TASK STATEMENT: Read the material below. Count the lines containing "calligraphy" and give that count alone.

EXERCISE MATERIALS:
- - - -
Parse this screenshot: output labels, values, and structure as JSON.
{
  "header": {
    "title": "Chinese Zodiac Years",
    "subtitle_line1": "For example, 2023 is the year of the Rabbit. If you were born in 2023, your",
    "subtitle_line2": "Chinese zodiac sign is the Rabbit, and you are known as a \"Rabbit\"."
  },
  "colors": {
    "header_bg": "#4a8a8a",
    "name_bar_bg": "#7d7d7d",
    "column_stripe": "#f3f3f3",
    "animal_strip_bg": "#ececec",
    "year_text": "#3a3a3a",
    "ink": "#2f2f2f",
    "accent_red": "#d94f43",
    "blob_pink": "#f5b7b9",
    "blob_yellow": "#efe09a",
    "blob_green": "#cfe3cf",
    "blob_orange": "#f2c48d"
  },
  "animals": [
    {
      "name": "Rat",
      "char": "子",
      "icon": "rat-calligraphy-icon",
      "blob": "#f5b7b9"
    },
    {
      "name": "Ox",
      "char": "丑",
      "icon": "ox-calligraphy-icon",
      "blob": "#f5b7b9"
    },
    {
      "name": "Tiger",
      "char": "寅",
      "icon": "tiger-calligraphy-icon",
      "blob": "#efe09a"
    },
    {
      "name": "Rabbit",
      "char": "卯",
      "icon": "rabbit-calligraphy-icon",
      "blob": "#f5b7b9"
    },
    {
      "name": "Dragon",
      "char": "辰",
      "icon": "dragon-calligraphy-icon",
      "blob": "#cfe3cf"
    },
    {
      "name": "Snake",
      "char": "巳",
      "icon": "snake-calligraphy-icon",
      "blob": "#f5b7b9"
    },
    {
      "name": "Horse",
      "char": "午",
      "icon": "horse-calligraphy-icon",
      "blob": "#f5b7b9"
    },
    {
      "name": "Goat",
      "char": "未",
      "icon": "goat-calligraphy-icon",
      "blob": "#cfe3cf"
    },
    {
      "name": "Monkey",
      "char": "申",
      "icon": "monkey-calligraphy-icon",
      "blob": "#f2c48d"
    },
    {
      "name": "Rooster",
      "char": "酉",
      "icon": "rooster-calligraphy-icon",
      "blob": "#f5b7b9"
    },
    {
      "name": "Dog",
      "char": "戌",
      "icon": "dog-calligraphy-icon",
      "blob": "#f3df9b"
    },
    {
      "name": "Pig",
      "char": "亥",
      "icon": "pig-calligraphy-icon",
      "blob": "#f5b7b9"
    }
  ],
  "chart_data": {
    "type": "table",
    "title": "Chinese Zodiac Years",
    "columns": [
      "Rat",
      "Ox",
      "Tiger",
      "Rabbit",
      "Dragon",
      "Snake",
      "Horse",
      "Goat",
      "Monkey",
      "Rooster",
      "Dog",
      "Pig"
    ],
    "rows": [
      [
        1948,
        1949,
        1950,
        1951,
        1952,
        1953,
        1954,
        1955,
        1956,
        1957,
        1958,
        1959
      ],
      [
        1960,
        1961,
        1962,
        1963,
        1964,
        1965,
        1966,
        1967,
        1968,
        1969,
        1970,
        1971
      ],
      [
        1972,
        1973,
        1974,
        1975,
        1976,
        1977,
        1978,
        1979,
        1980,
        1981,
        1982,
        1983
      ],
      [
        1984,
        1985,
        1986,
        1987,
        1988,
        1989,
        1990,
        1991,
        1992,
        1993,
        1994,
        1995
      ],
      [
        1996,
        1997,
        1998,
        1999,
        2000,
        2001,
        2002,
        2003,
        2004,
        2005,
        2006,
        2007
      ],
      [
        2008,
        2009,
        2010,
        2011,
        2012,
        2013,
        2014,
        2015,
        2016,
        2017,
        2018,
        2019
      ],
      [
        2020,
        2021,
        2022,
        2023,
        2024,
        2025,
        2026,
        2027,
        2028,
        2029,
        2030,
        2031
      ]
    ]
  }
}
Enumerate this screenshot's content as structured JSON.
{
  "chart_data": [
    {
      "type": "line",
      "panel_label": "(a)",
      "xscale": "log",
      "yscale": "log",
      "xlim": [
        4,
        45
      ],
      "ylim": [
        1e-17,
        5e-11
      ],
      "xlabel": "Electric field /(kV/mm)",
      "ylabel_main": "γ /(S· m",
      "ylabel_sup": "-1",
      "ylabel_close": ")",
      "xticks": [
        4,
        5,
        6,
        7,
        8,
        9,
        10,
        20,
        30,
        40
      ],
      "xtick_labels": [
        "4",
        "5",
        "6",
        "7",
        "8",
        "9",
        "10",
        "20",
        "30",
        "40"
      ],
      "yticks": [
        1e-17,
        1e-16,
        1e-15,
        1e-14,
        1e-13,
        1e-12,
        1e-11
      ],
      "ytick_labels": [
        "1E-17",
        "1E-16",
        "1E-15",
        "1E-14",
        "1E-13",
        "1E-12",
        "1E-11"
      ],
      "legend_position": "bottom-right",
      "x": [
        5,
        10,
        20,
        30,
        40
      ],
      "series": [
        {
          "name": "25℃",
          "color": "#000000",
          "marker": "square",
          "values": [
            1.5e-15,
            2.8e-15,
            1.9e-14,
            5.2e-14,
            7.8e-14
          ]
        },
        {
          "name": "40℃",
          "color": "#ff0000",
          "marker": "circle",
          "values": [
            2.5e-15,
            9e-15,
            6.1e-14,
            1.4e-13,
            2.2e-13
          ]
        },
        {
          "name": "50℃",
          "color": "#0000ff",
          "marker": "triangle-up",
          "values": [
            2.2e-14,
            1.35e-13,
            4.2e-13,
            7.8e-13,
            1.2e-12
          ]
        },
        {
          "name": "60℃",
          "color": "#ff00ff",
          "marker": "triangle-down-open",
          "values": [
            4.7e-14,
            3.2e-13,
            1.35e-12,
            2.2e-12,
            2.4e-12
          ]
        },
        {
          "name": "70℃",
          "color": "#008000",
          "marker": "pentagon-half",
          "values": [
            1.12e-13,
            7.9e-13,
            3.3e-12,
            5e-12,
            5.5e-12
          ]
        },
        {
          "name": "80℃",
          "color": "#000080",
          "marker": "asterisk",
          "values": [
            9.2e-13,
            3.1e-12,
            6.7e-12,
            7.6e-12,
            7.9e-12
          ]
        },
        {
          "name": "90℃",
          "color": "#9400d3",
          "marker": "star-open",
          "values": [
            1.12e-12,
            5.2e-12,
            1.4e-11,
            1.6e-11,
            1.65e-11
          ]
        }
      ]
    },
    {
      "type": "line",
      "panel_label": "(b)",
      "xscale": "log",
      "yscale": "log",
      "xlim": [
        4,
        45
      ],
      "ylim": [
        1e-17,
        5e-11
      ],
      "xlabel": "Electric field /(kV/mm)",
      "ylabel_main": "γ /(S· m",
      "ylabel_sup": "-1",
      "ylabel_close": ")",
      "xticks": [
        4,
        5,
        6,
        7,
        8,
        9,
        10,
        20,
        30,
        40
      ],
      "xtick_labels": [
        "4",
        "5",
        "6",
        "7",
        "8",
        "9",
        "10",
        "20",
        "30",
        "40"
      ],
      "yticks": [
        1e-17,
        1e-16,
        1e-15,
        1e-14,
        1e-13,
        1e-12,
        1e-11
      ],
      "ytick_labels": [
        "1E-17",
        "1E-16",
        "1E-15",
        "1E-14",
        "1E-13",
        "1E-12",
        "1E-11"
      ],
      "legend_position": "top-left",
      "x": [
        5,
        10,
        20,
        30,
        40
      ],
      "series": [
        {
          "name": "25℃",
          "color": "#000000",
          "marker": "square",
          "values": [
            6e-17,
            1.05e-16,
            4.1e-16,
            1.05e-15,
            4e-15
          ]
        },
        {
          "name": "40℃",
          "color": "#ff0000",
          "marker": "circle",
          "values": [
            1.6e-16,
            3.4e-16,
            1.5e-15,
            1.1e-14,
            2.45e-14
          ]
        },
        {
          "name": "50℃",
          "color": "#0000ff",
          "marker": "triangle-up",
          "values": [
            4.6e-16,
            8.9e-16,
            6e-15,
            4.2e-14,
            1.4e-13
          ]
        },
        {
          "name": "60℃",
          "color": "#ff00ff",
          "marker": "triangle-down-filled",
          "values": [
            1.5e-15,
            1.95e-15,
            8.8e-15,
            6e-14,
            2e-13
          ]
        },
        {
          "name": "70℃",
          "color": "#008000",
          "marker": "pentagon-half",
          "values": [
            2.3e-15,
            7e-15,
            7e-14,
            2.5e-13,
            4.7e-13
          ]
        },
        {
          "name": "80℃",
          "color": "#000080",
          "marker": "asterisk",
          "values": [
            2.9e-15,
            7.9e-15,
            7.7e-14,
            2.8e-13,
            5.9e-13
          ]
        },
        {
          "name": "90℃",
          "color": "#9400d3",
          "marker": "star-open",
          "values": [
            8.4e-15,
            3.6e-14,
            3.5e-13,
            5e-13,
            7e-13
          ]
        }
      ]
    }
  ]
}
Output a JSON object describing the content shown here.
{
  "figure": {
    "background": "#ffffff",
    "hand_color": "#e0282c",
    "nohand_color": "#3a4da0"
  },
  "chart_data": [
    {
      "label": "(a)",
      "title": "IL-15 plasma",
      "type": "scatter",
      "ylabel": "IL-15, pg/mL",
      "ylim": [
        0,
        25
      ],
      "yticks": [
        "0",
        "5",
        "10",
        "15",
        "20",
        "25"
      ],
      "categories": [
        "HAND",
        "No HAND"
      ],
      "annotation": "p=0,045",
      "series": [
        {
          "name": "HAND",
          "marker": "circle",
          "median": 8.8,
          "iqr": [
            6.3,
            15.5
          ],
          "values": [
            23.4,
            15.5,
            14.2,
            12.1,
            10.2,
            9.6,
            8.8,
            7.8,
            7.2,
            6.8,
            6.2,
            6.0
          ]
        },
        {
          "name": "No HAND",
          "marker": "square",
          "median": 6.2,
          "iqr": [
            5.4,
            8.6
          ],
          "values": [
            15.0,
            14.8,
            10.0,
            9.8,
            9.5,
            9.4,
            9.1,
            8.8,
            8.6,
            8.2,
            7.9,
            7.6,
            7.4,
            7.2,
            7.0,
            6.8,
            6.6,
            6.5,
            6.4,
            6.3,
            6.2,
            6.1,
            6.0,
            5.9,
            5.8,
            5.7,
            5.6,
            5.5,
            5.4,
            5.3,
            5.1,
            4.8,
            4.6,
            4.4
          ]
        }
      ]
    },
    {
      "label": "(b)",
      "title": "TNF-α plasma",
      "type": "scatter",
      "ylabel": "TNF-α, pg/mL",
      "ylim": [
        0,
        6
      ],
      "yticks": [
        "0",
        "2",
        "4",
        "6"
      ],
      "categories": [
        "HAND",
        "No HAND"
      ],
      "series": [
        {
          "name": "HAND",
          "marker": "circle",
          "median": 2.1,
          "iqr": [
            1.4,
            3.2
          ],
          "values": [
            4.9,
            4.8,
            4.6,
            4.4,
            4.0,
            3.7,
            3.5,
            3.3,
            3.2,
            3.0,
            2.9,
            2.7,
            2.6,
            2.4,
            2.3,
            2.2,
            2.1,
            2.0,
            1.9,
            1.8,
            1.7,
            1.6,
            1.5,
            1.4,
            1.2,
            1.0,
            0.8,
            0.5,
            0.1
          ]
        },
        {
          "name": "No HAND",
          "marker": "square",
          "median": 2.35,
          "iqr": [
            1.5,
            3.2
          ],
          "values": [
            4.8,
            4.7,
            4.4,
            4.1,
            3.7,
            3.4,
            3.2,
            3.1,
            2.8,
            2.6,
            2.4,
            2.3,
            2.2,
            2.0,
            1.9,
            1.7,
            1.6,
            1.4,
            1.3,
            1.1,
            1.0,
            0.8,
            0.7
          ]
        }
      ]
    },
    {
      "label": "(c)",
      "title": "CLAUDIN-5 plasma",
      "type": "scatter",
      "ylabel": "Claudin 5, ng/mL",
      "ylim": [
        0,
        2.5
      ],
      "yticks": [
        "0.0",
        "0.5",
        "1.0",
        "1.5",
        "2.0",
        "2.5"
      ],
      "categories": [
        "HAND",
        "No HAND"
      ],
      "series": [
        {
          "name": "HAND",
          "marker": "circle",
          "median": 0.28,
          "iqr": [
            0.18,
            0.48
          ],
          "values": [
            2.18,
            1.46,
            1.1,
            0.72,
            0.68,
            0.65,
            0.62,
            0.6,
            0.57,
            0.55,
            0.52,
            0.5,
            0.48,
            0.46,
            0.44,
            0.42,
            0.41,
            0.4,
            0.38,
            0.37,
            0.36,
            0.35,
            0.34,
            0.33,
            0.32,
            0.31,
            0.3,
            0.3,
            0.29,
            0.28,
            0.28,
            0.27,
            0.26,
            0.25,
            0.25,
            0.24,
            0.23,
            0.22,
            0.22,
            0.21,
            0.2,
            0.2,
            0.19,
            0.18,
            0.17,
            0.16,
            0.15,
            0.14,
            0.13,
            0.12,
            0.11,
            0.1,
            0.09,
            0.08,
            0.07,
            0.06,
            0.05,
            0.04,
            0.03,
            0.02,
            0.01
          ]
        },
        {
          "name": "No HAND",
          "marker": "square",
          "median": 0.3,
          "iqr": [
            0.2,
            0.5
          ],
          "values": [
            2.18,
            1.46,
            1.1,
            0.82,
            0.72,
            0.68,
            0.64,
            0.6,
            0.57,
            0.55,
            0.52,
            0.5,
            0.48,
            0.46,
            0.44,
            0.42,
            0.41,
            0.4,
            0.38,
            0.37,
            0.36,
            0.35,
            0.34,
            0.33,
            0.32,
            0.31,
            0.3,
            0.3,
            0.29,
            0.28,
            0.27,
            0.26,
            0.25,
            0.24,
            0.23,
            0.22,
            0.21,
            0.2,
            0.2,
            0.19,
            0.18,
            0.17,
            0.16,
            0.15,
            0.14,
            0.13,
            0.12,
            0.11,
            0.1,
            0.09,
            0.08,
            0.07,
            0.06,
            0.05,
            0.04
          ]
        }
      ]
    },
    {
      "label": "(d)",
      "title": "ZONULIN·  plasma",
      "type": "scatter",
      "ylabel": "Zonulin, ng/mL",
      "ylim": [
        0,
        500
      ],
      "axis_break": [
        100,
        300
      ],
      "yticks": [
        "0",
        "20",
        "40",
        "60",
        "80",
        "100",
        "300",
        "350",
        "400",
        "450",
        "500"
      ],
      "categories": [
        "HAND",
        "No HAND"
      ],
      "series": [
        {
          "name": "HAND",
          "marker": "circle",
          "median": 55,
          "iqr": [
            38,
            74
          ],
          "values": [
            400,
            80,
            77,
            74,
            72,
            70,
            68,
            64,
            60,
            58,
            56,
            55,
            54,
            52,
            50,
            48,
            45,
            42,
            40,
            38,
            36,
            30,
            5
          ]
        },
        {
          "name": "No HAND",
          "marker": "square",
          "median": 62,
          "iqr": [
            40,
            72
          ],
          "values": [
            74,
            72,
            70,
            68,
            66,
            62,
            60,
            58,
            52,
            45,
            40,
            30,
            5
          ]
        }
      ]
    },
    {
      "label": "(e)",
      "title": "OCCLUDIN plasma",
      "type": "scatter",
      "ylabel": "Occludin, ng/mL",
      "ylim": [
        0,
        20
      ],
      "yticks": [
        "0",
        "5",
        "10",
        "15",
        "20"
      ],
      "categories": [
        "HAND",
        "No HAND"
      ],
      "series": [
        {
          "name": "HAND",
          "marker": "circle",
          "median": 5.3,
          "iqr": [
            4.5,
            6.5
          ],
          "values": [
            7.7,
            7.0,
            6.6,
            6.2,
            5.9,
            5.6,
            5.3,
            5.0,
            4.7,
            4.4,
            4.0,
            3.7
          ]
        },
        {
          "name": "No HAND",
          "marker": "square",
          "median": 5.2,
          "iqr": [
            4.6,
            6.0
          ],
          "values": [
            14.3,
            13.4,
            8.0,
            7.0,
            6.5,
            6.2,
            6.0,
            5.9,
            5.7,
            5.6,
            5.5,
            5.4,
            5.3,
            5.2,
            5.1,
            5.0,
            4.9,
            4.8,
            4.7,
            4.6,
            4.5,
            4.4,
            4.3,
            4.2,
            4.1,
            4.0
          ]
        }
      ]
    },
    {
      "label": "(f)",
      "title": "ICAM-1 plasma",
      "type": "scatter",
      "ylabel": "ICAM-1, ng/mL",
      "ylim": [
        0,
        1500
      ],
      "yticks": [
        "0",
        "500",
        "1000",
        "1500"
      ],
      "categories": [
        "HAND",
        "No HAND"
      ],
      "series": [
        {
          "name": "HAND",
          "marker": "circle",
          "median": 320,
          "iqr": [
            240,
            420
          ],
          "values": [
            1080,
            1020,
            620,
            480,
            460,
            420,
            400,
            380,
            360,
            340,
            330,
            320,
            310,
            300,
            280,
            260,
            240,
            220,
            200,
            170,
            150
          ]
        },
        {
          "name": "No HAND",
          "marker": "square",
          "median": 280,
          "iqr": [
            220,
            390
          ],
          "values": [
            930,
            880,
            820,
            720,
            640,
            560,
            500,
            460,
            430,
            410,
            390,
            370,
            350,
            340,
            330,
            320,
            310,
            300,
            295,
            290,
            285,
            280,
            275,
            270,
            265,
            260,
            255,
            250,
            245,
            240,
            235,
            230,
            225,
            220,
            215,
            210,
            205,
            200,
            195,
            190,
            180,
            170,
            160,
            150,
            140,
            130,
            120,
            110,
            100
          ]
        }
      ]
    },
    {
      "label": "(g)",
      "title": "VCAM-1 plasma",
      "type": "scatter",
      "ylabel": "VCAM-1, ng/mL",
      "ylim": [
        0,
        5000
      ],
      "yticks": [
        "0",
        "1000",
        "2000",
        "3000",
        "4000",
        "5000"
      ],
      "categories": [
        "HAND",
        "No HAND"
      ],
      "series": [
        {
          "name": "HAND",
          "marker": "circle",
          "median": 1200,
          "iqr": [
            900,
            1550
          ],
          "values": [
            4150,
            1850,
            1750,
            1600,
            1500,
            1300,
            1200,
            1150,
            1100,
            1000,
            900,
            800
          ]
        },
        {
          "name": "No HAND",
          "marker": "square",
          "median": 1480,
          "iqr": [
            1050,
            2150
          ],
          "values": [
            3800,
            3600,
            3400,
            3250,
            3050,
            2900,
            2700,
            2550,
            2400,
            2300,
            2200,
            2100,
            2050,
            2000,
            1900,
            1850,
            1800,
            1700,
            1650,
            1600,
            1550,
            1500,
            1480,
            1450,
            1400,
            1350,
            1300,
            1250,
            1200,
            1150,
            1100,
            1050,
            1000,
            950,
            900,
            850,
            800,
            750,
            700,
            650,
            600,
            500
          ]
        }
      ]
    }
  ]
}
- - - -
WRITTEN RESPONSE: 12